Exercise: Each entry must be given again exactly; images do not belong in the copy.

··· Data listing

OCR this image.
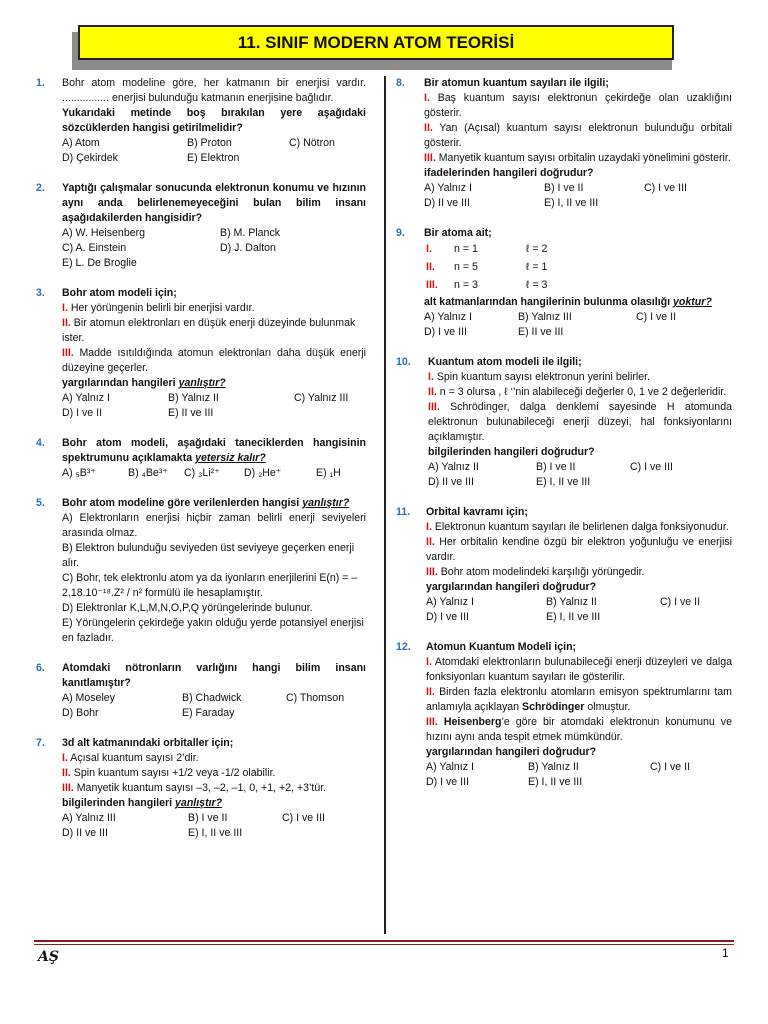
11. SINIF MODERN ATOM TEORİSİ
1. Bohr atom modeline göre, her katmanın bir enerjisi vardır. ................ enerjisi bulunduğu katmanın enerjisine bağlıdır.
Yukarıdaki metinde boş bırakılan yere aşağıdaki sözcüklerden hangisi getirilmelidir?
A) Atom	B) Proton	C) Nötron
D) Çekirdek	E) Elektron
2. Yaptığı çalışmalar sonucunda elektronun konumu ve hızının aynı anda belirlenemeyeceğini bulan bilim insanı aşağıdakilerden hangisidir?
A) W. Heisenberg	B) M. Planck
C) A. Einstein	D) J. Dalton
E) L. De Broglie
3. Bohr atom modeli için;
I. Her yörüngenin belirli bir enerjisi vardır.
II. Bir atomun elektronları en düşük enerji düzeyinde bulunmak ister.
III. Madde ısıtıldığında atomun elektronları daha düşük enerji düzeyine geçerler.
yargılarından hangileri yanlıştır?
A) Yalnız I	B) Yalnız II	C) Yalnız III
D) I ve II	E) II ve III
4. Bohr atom modeli, aşağıdaki taneciklerden hangisinin spektrumunu açıklamakta yetersiz kalır?
A) ₅B³⁺	B) ₄Be³⁺ C) ₃Li²⁺ D) ₂He⁺	E) ₁H
5. Bohr atom modeline göre verilenlerden hangisi yanlıştır?
A) Elektronların enerjisi hiçbir zaman belirli enerji seviyeleri arasında olmaz.
B) Elektron bulunduğu seviyeden üst seviyeye geçerken enerji alır.
C) Bohr, tek elektronlu atom ya da iyonların enerjilerini E(n) = –2,18.10⁻¹⁸.Z² / n² formülü ile hesaplamıştır.
D) Elektronlar K,L,M,N,O,P,Q yörüngelerinde bulunur.
E) Yörüngelerin çekirdeğe yakın olduğu yerde potansiyel enerjisi en fazladır.
6. Atomdaki nötronların varlığını hangi bilim insanı kanıtlamıştır?
A) Moseley	B) Chadwick	C) Thomson
D) Bohr	E) Faraday
7. 3d alt katmanındaki orbitaller için;
I. Açısal kuantum sayısı 2’dir.
II. Spin kuantum sayısı +1/2 veya -1/2 olabilir.
III. Manyetik kuantum sayısı –3, –2, –1, 0, +1, +2, +3’tür.
bilgilerinden hangileri yanlıştır?
A) Yalnız III	B) I ve II	C) I ve III
D) II ve III	E) I, II ve III
8. Bir atomun kuantum sayıları ile ilgili;
I. Baş kuantum sayısı elektronun çekirdeğe olan uzaklığını gösterir.
II. Yan (Açısal) kuantum sayısı elektronun bulunduğu orbitali gösterir.
III. Manyetik kuantum sayısı orbitalin uzaydaki yönelimini gösterir.
ifadelerinden hangileri doğrudur?
A) Yalnız I	B) I ve II	C) I ve III
D) II ve III	E) I, II ve III
9. Bir atoma ait;
I. n = 1	ℓ = 2
II. n = 5	ℓ = 1
III. n = 3	ℓ = 3
alt katmanlarından hangilerinin bulunma olasılığı yoktur?
A) Yalnız I	B) Yalnız III	C) I ve II
D) I ve III	E) II ve III
10.	Kuantum atom modeli ile ilgili;
I. Spin kuantum sayısı elektronun yerini belirler.
II. n = 3 olursa , ℓ ‘’nin alabileceği değerler 0, 1 ve 2 değerleridir.
III. Schrödinger, dalga denklemi sayesinde H atomunda elektronun bulunabileceği enerji düzeyi, hal fonksiyonlarını açıklamıştır.
bilgilerinden hangileri doğrudur?
A) Yalnız II	B) I ve II	C) I ve III
D) II ve III	E) I, II ve III
11. Orbital kavramı için;
I. Elektronun kuantum sayıları ile belirlenen dalga fonksiyonudur.
II. Her orbitalin kendine özgü bir elektron yoğunluğu ve enerjisi vardır.
III. Bohr atom modelindeki karşılığı yörüngedir.
yargılarından hangileri doğrudur?
A) Yalnız I	B) Yalnız II	C) I ve II
D) I ve III	E) I, II ve III
12. Atomun Kuantum Modeli için;
I. Atomdaki elektronların bulunabileceği enerji düzeyleri ve dalga fonksiyonları kuantum sayıları ile gösterilir.
II. Birden fazla elektronlu atomların emisyon spektrumlarını tam anlamıyla açıklayan Schrödinger olmuştur.
III. Heisenberg’e göre bir atomdaki elektronun konumunu ve hızını aynı anda tespit etmek mümkündür.
yargılarından hangileri doğrudur?
A) Yalnız I	B) Yalnız II	C) I ve II
D) I ve III	E) I, II ve III
AŞ	1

······

Written reply:
OCR this image.
11. SINIF MODERN ATOM TEORİSİ
1. Bohr atom modeline göre, her katmanın bir enerjisi vardır. ................ enerjisi bulunduğu katmanın enerjisine bağlıdır.
Yukarıdaki metinde boş bırakılan yere aşağıdaki sözcüklerden hangisi getirilmelidir?
A) Atom	B) Proton	C) Nötron
D) Çekirdek	E) Elektron
2. Yaptığı çalışmalar sonucunda elektronun konumu ve hızının aynı anda belirlenemeyeceğini bulan bilim insanı aşağıdakilerden hangisidir?
A) W. Heisenberg	B) M. Planck
C) A. Einstein	D) J. Dalton
E) L. De Broglie
3. Bohr atom modeli için;
I. Her yörüngenin belirli bir enerjisi vardır.
II. Bir atomun elektronları en düşük enerji düzeyinde bulunmak ister.
III. Madde ısıtıldığında atomun elektronları daha düşük enerji düzeyine geçerler.
yargılarından hangileri yanlıştır?
A) Yalnız I	B) Yalnız II	C) Yalnız III
D) I ve II	E) II ve III
4. Bohr atom modeli, aşağıdaki taneciklerden hangisinin spektrumunu açıklamakta yetersiz kalır?
A) ₅B³⁺	B) ₄Be³⁺ C) ₃Li²⁺ D) ₂He⁺	E) ₁H
5. Bohr atom modeline göre verilenlerden hangisi yanlıştır?
A) Elektronların enerjisi hiçbir zaman belirli enerji seviyeleri arasında olmaz.
B) Elektron bulunduğu seviyeden üst seviyeye geçerken enerji alır.
C) Bohr, tek elektronlu atom ya da iyonların enerjilerini E(n) = –2,18.10⁻¹⁸.Z² / n² formülü ile hesaplamıştır.
D) Elektronlar K,L,M,N,O,P,Q yörüngelerinde bulunur.
E) Yörüngelerin çekirdeğe yakın olduğu yerde potansiyel enerjisi en fazladır.
6. Atomdaki nötronların varlığını hangi bilim insanı kanıtlamıştır?
A) Moseley	B) Chadwick	C) Thomson
D) Bohr	E) Faraday
7. 3d alt katmanındaki orbitaller için;
I. Açısal kuantum sayısı 2’dir.
II. Spin kuantum sayısı +1/2 veya -1/2 olabilir.
III. Manyetik kuantum sayısı –3, –2, –1, 0, +1, +2, +3’tür.
bilgilerinden hangileri yanlıştır?
A) Yalnız III	B) I ve II	C) I ve III
D) II ve III	E) I, II ve III
8. Bir atomun kuantum sayıları ile ilgili;
I. Baş kuantum sayısı elektronun çekirdeğe olan uzaklığını gösterir.
II. Yan (Açısal) kuantum sayısı elektronun bulunduğu orbitali gösterir.
III. Manyetik kuantum sayısı orbitalin uzaydaki yönelimini gösterir.
ifadelerinden hangileri doğrudur?
A) Yalnız I	B) I ve II	C) I ve III
D) II ve III	E) I, II ve III
9. Bir atoma ait;
I. n = 1	ℓ = 2
II. n = 5	ℓ = 1
III. n = 3	ℓ = 3
alt katmanlarından hangilerinin bulunma olasılığı yoktur?
A) Yalnız I	B) Yalnız III	C) I ve II
D) I ve III	E) II ve III
10.	Kuantum atom modeli ile ilgili;
I. Spin kuantum sayısı elektronun yerini belirler.
II. n = 3 olursa , ℓ ‘’nin alabileceği değerler 0, 1 ve 2 değerleridir.
III. Schrödinger, dalga denklemi sayesinde H atomunda elektronun bulunabileceği enerji düzeyi, hal fonksiyonlarını açıklamıştır.
bilgilerinden hangileri doğrudur?
A) Yalnız II	B) I ve II	C) I ve III
D) II ve III	E) I, II ve III
11. Orbital kavramı için;
I. Elektronun kuantum sayıları ile belirlenen dalga fonksiyonudur.
II. Her orbitalin kendine özgü bir elektron yoğunluğu ve enerjisi vardır.
III. Bohr atom modelindeki karşılığı yörüngedir.
yargılarından hangileri doğrudur?
A) Yalnız I	B) Yalnız II	C) I ve II
D) I ve III	E) I, II ve III
12. Atomun Kuantum Modeli için;
I. Atomdaki elektronların bulunabileceği enerji düzeyleri ve dalga fonksiyonları kuantum sayıları ile gösterilir.
II. Birden fazla elektronlu atomların emisyon spektrumlarını tam anlamıyla açıklayan Schrödinger olmuştur.
III. Heisenberg’e göre bir atomdaki elektronun konumunu ve hızını aynı anda tespit etmek mümkündür.
yargılarından hangileri doğrudur?
A) Yalnız I	B) Yalnız II	C) I ve II
D) I ve III	E) I, II ve III
AŞ	1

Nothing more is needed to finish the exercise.